__Problem statement__. List each line of the data that holds the string "bahçe".

[Stored dataset items]
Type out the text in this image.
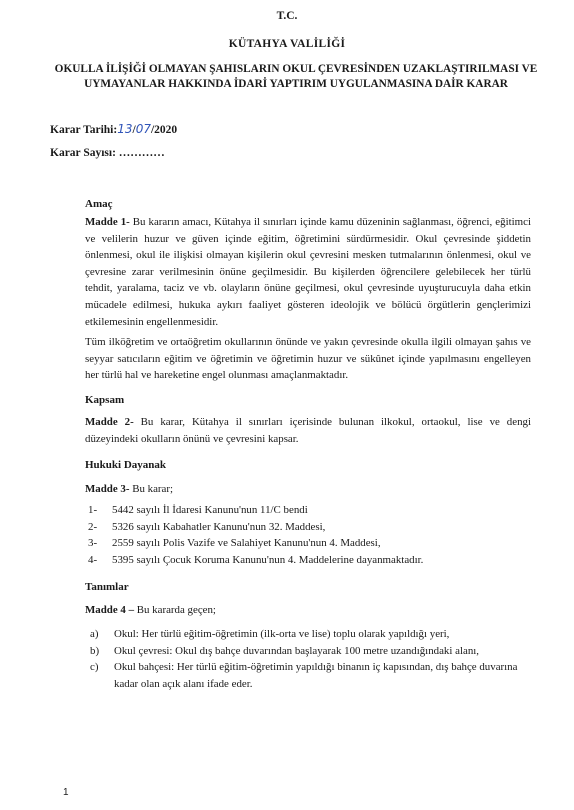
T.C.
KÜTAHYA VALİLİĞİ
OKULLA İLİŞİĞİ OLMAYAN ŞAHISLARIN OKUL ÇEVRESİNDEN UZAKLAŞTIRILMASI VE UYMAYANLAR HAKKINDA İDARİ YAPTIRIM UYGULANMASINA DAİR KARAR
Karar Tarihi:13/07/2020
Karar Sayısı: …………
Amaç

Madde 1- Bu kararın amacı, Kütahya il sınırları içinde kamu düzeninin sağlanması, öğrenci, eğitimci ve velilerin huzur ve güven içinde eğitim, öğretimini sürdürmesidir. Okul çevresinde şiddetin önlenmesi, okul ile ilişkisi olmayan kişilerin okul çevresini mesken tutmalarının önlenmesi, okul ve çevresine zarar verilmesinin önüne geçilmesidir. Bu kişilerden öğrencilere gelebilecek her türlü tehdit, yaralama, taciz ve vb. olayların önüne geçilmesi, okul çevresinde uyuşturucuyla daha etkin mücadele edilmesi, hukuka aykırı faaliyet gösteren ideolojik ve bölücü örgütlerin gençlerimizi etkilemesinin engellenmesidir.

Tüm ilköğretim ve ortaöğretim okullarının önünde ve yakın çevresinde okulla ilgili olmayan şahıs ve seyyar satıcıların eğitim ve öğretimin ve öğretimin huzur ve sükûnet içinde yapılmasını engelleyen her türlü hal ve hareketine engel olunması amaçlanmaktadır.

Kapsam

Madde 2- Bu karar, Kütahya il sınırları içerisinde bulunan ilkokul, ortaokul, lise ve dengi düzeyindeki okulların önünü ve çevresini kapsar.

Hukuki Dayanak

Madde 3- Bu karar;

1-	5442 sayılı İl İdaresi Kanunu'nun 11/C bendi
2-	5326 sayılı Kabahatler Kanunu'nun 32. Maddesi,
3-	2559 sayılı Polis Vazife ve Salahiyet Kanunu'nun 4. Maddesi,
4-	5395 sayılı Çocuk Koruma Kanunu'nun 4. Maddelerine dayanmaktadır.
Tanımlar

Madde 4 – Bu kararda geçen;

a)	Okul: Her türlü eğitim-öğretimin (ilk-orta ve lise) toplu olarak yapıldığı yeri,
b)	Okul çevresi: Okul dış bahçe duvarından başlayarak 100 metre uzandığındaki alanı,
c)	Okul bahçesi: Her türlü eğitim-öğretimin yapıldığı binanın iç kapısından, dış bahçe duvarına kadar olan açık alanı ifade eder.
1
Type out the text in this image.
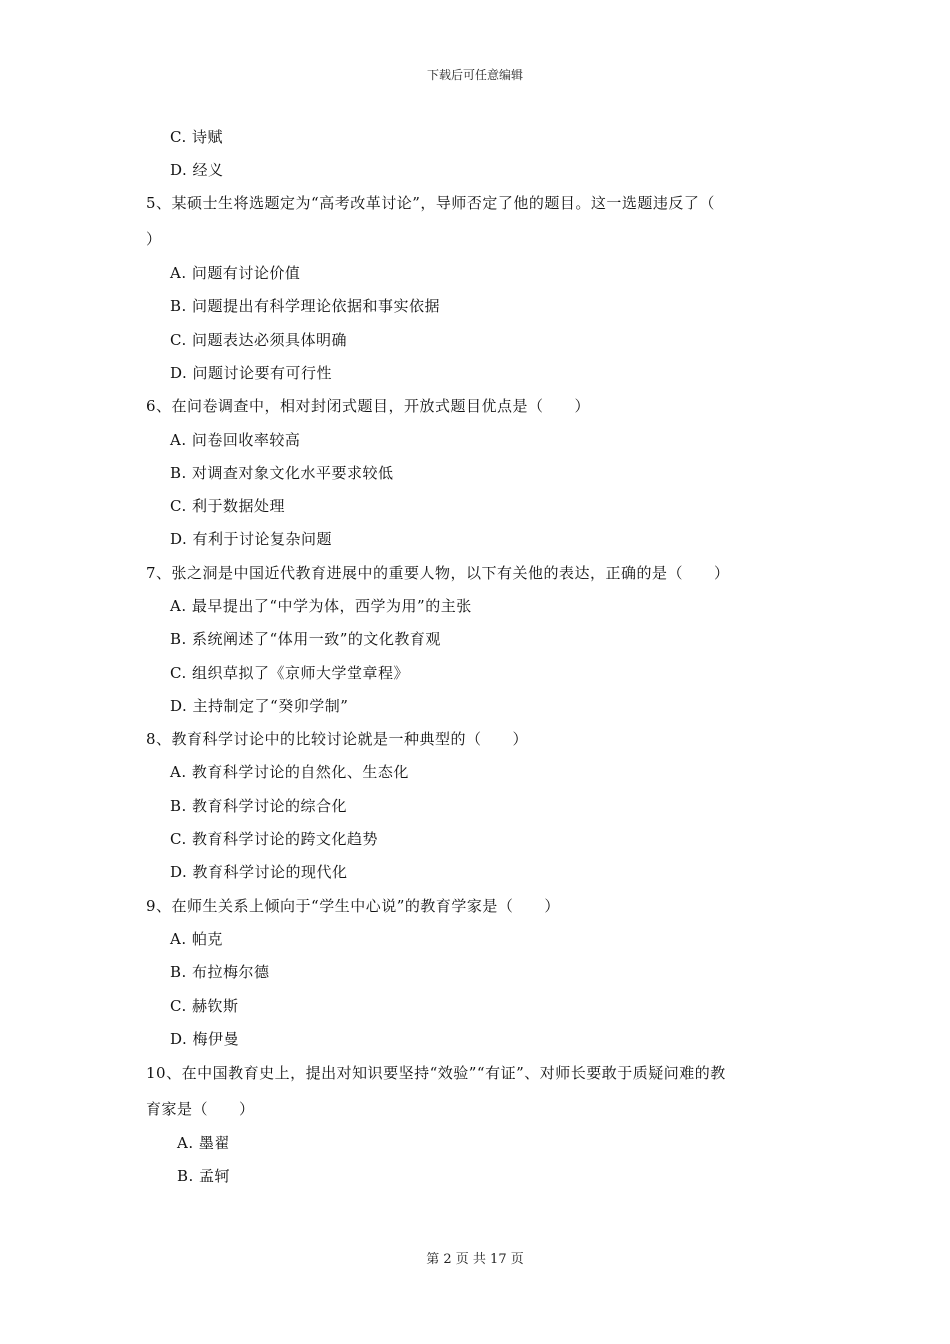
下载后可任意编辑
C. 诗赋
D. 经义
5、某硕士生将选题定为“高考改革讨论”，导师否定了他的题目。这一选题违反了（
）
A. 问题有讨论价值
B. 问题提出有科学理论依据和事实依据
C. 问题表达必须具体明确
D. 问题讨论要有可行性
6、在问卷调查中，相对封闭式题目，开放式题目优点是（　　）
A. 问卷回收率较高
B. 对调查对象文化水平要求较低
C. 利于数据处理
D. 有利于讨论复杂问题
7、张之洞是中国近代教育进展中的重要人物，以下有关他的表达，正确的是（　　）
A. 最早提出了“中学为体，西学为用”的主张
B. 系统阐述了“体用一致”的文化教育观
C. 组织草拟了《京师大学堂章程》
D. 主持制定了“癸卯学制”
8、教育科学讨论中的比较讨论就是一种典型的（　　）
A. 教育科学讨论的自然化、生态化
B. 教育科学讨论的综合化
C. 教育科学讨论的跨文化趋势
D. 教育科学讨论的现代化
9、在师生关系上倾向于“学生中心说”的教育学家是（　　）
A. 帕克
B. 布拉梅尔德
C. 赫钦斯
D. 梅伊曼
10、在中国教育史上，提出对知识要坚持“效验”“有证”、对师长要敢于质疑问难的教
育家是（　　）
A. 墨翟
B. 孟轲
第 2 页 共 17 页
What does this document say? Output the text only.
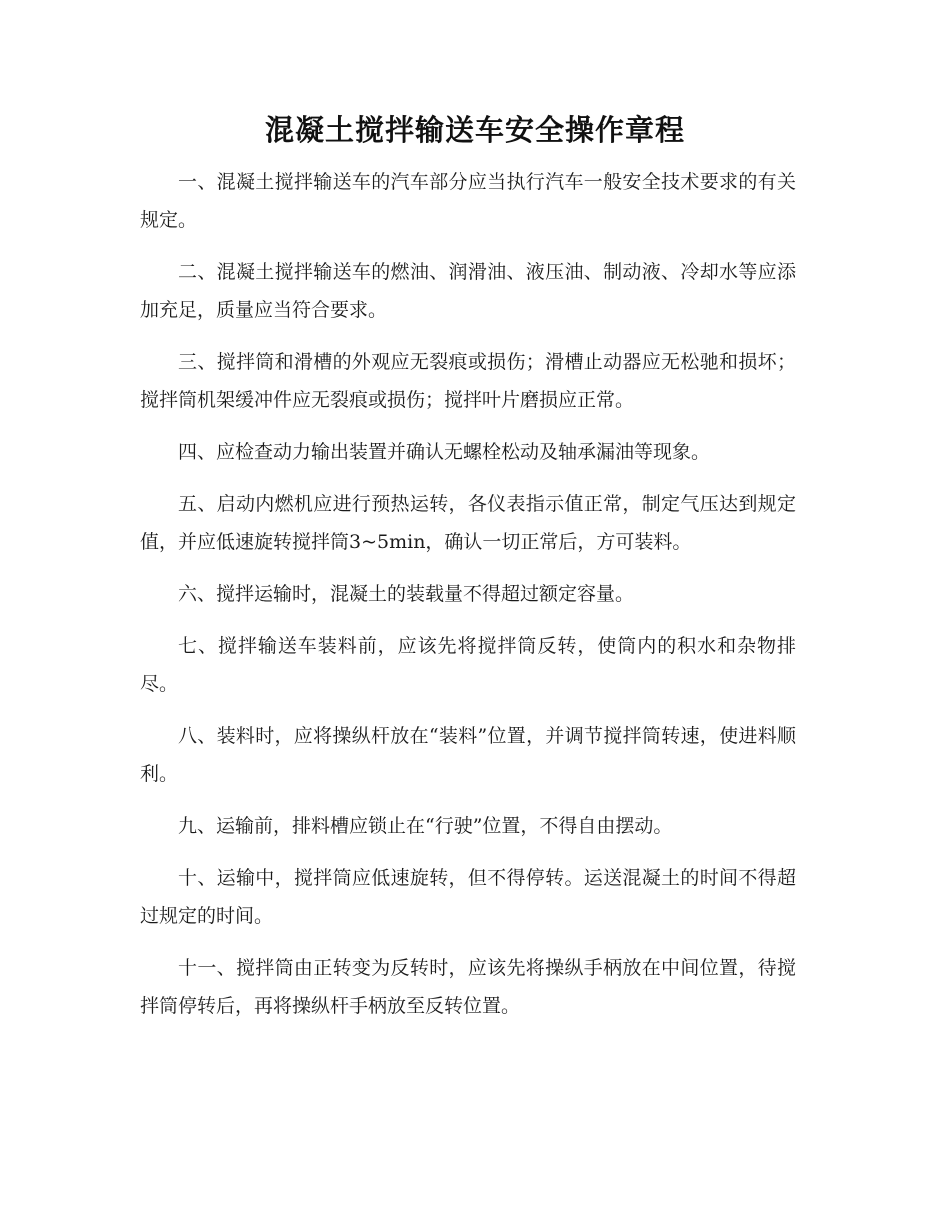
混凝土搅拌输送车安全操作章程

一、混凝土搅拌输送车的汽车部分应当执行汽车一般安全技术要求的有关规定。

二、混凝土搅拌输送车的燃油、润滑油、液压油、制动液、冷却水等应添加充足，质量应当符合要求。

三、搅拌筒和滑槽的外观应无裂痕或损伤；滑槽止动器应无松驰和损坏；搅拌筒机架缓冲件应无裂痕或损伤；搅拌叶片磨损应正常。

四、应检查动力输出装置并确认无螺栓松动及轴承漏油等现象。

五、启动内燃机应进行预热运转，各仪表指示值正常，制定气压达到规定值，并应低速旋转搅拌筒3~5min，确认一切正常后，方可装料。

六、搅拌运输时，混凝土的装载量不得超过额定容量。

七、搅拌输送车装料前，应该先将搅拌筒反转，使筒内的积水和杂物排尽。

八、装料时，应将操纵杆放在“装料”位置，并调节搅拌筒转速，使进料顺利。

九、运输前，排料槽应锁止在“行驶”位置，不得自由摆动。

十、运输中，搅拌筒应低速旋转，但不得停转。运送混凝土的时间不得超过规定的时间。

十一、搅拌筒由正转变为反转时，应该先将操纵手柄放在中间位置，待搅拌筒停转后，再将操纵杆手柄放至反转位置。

__Worked solution__.
b)	Okul çevresi: Okul dış bahçe duvarından başlayarak 100 metre uzandığındaki alanı,
c)	Okul bahçesi: Her türlü eğitim-öğretimin yapıldığı binanın iç kapısından, dış bahçe duvarına kadar olan açık alanı ifade eder.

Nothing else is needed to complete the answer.